**WRITTEN EXERCISE:** Determine which lines contain the word "this", then copy those lines.

**SUPPLIED RECORDS:**
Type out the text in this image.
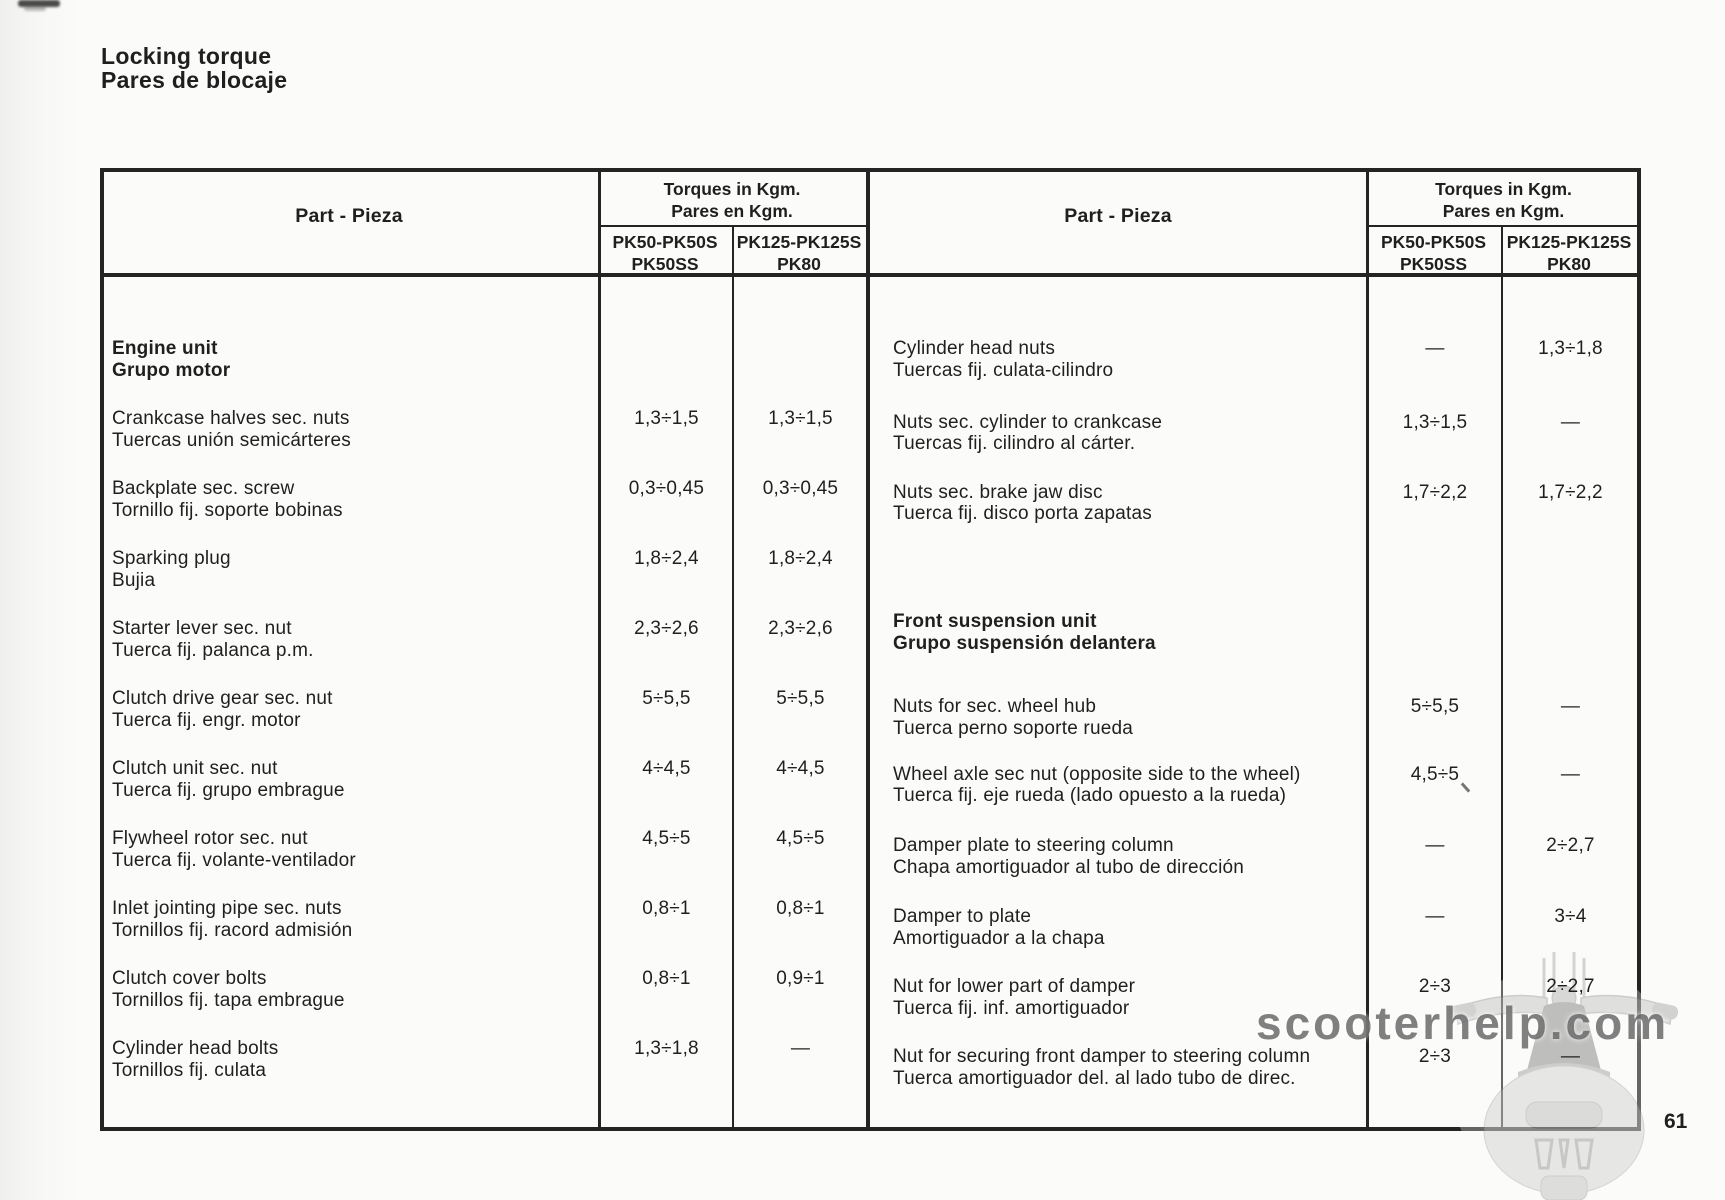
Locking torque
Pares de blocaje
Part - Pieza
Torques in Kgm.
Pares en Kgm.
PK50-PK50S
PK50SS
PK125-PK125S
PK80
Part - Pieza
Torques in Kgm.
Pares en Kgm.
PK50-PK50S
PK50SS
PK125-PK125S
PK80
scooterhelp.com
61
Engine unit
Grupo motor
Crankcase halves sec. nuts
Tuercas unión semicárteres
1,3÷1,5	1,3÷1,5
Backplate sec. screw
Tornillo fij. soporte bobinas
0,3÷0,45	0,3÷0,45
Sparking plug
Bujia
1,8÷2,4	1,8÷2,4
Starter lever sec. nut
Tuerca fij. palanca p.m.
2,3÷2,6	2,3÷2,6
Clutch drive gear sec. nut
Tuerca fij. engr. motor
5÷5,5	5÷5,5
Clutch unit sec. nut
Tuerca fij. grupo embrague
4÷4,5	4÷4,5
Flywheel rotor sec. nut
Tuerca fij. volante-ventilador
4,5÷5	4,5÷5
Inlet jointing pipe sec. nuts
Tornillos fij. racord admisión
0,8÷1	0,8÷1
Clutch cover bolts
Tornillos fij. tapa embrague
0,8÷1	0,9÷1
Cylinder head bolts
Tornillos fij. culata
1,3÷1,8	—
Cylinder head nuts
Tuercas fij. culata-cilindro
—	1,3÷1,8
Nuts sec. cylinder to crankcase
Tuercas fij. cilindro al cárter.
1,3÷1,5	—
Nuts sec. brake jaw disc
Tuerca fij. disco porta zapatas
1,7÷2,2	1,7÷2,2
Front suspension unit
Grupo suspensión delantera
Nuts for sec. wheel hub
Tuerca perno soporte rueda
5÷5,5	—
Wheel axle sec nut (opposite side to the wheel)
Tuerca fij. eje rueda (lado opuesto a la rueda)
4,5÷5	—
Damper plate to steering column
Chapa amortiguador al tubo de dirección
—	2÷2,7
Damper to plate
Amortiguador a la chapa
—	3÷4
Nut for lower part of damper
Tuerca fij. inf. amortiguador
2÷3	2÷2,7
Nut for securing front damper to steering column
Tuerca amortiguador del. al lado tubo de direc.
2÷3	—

--

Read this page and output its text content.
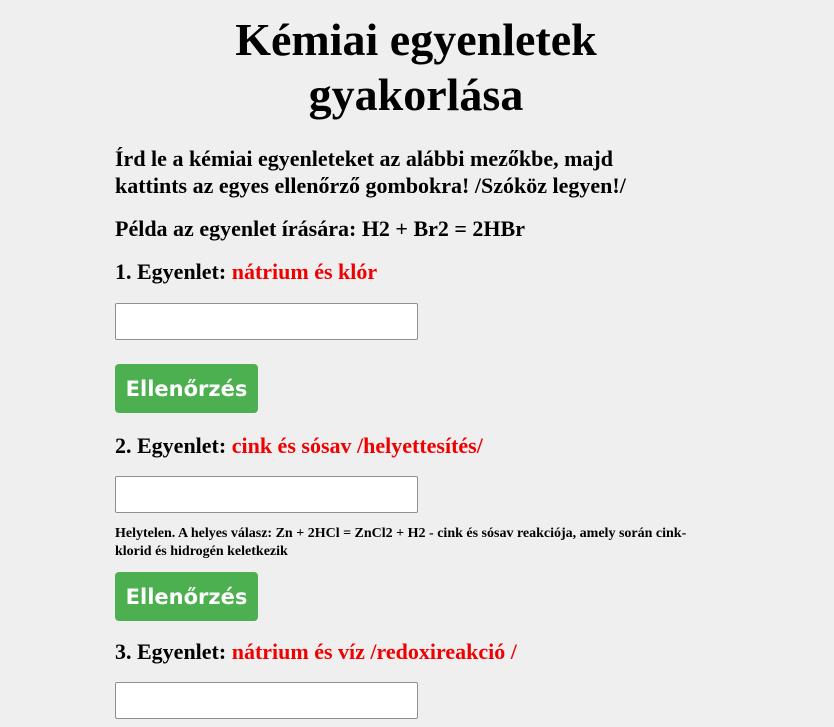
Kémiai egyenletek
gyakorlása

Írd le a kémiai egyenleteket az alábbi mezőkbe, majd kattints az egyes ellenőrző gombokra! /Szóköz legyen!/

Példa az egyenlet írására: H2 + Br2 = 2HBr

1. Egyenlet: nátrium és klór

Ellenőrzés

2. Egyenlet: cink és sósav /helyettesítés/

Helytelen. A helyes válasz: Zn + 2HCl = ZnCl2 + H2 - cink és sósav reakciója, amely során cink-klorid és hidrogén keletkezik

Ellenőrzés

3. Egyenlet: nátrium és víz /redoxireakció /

**FULL ANSWER:**
Type out the text in this image.
Read this page and output its text content.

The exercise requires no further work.